» Given request:
List every line in this data where the string "ByLayer" occurs.

_ _ _ _ _

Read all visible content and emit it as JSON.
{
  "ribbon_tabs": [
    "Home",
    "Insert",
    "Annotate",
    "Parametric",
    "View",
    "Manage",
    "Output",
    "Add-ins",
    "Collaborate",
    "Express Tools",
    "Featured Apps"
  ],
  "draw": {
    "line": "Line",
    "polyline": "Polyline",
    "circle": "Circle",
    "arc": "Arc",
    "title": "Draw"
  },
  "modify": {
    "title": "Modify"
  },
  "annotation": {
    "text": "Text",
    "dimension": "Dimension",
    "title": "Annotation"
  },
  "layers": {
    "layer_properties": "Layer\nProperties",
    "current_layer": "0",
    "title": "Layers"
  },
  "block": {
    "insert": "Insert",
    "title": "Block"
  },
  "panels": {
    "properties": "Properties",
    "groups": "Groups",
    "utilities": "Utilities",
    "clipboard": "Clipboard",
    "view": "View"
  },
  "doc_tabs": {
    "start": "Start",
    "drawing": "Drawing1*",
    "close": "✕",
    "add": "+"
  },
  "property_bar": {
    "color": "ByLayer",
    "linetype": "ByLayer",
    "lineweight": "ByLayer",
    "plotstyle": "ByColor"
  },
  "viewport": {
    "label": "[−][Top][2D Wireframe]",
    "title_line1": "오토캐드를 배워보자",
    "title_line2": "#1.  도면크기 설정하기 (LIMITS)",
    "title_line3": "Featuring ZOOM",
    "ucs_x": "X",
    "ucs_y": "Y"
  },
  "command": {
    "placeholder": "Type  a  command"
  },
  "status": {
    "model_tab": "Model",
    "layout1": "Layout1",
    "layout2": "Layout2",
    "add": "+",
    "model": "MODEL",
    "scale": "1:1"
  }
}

_ _ _ _ _

» Exercise result:
    "color": "ByLayer",
    "linetype": "ByLayer",
    "lineweight": "ByLayer",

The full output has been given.